> **INPUT RECORDS**

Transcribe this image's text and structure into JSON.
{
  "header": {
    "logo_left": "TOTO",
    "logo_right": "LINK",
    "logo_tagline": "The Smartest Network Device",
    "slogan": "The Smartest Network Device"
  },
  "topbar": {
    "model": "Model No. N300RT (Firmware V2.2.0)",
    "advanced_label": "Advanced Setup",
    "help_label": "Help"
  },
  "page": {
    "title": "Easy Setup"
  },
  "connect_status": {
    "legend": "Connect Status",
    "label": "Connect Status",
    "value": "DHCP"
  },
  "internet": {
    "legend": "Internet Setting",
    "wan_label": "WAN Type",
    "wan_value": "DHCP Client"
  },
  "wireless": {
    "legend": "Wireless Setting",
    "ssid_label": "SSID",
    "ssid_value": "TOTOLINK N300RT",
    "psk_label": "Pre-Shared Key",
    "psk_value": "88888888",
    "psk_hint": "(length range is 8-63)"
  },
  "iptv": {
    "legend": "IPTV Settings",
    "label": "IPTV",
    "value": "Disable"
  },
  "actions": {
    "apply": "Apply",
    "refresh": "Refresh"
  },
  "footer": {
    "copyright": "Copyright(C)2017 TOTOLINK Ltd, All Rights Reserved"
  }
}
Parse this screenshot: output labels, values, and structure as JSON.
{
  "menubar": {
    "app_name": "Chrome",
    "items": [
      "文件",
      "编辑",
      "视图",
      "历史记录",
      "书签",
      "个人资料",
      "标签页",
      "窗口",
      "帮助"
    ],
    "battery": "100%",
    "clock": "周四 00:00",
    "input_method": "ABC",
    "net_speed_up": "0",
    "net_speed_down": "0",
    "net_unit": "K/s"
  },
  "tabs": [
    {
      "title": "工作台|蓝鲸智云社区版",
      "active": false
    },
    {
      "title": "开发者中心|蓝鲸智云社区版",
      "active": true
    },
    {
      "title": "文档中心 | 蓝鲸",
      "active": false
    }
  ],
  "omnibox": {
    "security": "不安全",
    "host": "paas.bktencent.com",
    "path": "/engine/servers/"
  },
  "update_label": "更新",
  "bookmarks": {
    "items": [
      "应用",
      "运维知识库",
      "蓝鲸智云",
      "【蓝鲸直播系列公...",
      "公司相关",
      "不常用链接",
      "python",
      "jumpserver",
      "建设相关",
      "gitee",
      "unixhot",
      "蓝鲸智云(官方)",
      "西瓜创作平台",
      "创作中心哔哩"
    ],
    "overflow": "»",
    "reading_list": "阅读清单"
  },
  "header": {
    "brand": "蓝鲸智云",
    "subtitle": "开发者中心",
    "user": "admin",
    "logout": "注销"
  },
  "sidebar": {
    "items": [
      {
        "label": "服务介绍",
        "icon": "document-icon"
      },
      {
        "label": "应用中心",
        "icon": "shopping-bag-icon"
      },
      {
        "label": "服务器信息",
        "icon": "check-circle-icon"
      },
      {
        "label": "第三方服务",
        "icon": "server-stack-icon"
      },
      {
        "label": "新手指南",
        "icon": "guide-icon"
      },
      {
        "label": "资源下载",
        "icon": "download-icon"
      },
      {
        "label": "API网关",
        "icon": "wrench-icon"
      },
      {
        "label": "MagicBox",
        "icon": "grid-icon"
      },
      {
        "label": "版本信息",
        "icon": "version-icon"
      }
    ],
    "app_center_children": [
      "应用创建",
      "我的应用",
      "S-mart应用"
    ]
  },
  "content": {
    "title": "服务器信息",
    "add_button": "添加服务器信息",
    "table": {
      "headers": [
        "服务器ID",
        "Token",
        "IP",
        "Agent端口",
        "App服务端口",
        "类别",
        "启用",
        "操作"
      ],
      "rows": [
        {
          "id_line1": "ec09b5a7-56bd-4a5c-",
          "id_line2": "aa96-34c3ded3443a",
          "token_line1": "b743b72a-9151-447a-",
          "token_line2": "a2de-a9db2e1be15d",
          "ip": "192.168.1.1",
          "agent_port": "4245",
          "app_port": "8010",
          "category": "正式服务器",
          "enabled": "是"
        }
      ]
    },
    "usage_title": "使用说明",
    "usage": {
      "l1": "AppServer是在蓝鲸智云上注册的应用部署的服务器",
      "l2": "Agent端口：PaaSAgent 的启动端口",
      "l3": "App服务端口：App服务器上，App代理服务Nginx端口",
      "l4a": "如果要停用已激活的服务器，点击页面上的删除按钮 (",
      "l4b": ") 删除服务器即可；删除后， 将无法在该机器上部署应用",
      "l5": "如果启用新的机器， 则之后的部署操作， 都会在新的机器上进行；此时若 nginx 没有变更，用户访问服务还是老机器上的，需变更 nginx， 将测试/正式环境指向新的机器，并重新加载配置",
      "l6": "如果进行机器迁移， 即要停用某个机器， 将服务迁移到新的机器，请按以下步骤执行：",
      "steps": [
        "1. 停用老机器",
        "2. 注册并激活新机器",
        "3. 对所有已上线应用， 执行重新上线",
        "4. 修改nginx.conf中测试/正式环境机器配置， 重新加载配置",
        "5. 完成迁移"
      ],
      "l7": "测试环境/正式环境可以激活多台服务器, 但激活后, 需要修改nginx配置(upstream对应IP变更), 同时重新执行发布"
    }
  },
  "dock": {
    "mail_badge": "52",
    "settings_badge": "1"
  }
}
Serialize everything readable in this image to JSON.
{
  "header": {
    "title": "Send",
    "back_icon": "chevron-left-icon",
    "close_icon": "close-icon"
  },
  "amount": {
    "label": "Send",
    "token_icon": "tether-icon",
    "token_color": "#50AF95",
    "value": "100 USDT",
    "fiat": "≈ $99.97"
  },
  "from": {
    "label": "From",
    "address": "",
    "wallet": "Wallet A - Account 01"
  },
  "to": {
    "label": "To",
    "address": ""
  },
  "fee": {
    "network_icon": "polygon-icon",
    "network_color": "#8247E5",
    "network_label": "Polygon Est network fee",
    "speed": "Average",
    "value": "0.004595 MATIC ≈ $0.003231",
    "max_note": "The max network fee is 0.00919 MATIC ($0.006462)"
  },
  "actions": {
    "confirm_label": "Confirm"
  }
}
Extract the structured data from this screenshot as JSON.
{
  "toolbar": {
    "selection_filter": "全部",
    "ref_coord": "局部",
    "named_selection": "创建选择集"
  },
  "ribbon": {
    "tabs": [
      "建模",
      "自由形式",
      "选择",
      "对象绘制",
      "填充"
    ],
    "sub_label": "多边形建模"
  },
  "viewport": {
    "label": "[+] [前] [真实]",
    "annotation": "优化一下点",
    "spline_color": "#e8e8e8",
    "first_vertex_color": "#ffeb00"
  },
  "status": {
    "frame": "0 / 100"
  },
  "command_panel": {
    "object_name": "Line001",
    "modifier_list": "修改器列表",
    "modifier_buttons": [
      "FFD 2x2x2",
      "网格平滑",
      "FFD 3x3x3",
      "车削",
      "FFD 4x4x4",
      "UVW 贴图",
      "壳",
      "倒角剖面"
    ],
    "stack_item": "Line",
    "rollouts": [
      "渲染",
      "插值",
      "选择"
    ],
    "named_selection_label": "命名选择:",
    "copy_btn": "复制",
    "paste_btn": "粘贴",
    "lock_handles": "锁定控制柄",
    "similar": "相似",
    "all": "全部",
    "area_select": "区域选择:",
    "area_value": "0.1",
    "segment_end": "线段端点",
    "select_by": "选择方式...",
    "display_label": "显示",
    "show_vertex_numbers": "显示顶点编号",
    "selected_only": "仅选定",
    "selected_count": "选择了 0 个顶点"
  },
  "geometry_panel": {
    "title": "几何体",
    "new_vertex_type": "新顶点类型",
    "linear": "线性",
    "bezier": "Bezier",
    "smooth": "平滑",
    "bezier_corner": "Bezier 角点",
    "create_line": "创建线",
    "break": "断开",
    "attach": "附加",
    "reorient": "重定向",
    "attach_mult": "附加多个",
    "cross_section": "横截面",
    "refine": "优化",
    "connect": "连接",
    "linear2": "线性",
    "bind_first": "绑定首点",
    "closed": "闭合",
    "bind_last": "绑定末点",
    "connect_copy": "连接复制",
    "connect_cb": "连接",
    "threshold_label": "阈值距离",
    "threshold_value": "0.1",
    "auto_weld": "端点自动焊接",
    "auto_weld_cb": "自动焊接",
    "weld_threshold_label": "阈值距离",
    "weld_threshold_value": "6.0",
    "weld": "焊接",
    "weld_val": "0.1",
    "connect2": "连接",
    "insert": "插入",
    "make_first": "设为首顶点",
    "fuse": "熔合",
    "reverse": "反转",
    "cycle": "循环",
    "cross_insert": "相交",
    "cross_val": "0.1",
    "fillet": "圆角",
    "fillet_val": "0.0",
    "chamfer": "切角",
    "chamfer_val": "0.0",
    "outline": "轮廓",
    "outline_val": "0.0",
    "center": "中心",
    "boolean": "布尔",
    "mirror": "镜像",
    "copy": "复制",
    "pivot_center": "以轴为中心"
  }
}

> **THE REQUEST**
Where a line of the data holds "Device", show that line.

> **EXERCISE SOLUTION**
    "logo_tagline": "The Smartest Network Device",
    "slogan": "The Smartest Network Device"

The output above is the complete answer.